One potential reason is that we want to imagine a life that spans beyond our human limitations. The Romantic era poet John Keats expressed this desire in his “Ode to a Nightingale.” In the poem, Keats listens to a nightingale singing and feels a strange sadness, as he is painfully aware of his own finitude in contrast with the seemingly “immortal” nature of the bird and its song. [1] He wishes he could “leave the world unseen” to “fade away into the forest dim” with the bird. [2] Keats is briefly drawn into the nightingale’s ecstasy through the power of poetry, but eventually the feeling escapes him and he returns to his “sole self” disappointed. [3]
C.S. Lewis writes about this longing to “mingle with the splendors we see” in The Weight of Glory. [4] He argues that, when struck by the transcendent beauty of nature, we have a desire not just to witness it, but to connect deeply with it. As Keats discovers in his poem, merely being in the natural world and appreciating it is not enough to satisfy this craving. Lewis argues this is why we invent mythical beings like elves and fairies: “we cannot, yet these projections can, enjoy in themselves that beauty, grace, and power of which Nature is the image.” [5] No matter how hard we try, we cannot be part of Lake Champlain’s glory, so instead we imagine Champ swimming in its waters to vicariously participate in the lake’s beauty with him.

Bounding box annotations:

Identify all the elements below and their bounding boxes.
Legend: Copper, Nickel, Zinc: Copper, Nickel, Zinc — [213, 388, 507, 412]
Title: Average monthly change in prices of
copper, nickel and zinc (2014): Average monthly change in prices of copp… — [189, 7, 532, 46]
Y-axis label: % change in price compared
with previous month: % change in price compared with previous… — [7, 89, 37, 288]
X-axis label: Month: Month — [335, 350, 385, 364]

...

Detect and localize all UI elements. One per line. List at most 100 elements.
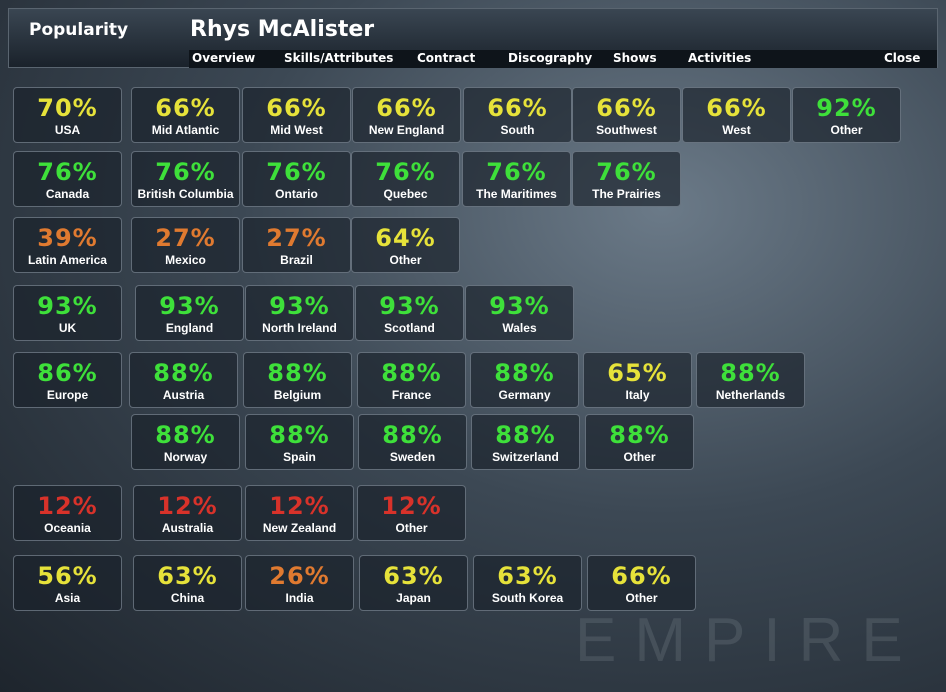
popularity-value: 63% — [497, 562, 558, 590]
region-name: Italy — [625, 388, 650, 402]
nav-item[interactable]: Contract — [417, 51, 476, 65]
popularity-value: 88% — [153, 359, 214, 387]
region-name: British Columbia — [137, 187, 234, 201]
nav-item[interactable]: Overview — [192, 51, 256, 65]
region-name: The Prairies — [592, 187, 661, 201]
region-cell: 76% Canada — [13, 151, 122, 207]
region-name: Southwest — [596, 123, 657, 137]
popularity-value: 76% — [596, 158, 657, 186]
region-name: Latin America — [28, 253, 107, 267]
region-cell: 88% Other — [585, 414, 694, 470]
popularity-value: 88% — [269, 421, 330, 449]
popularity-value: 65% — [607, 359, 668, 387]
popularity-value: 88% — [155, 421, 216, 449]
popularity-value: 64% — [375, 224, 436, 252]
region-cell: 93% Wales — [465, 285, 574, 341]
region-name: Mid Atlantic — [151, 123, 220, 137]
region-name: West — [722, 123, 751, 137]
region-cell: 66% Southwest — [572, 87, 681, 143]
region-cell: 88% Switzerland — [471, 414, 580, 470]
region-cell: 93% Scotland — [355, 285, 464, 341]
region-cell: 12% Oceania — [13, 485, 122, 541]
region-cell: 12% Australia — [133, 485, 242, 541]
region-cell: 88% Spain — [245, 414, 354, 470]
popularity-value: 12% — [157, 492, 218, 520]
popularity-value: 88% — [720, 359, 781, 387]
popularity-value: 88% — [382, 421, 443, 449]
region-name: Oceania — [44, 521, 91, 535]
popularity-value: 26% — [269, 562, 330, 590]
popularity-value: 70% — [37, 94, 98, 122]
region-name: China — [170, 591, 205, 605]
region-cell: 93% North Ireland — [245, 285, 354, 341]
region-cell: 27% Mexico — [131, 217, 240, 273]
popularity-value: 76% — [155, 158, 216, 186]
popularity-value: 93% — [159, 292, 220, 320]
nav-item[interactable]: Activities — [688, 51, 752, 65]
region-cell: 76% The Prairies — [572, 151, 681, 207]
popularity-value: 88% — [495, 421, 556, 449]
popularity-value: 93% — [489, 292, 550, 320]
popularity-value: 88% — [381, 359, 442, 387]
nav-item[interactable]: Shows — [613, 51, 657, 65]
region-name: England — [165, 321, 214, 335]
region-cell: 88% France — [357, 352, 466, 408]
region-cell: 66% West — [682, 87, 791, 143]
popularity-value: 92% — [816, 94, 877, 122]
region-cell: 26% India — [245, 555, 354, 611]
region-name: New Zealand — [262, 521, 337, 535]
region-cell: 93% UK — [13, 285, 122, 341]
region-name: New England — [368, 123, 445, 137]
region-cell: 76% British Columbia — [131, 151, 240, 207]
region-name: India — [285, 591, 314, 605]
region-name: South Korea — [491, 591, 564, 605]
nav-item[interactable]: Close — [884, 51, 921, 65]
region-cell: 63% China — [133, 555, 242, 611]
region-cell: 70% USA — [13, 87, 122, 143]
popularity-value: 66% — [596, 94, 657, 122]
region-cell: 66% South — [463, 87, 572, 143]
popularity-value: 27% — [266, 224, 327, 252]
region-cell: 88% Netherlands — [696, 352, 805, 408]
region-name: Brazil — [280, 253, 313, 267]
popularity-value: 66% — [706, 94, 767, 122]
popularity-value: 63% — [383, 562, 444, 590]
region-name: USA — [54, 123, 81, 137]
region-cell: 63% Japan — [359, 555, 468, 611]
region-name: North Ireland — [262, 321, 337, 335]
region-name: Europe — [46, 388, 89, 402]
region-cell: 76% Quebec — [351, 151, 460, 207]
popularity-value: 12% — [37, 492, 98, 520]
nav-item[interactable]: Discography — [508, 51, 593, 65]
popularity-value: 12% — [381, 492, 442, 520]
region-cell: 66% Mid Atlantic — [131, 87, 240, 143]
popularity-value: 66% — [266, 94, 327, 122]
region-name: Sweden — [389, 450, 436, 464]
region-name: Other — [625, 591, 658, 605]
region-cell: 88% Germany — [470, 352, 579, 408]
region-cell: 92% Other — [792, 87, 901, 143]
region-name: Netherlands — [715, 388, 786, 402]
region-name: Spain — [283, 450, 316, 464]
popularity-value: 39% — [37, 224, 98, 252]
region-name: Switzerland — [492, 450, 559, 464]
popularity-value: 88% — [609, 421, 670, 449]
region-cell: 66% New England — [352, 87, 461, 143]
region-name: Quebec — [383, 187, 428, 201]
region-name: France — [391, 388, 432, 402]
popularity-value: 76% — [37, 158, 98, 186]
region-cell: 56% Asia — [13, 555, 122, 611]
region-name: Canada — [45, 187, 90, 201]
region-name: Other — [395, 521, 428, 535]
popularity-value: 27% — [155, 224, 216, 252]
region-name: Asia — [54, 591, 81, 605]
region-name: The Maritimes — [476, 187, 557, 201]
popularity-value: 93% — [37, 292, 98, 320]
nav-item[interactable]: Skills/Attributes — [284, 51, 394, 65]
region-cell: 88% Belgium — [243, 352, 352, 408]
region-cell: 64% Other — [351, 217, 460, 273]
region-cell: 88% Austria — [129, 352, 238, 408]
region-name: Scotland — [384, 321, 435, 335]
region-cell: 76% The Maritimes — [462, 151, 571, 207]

Directions: Pick up the essay on Keats, C.S. Lewis, and our longing to share in nature's beauty where it stops, continuing with the sentence that would follow its last line.

Expected output:
Another appeal of the lake monster phenomenon is its inherent mystery. In Lake Champlain, the story goes that some giant aquatic dinosaur from millions of years ago somehow avoided extinction and survived in the lake up until the present day, subsisting on smaller creatures and evading human detection. If you really think about it, especially while gazing down into the water from a dinky sailboat, this idea is unsettling. Many people experience fear when thinking about the ocean (known as thalassophobia) because of how vast and unexplored it is. Personally, I am terrified of the empty expanse of outer space (astrophobia). Combine this common fear of really big things with the sense of awe many people feel around very old things, and the ancient behemoth in the lake instills a deep reverence (megalohydrothalassophobia).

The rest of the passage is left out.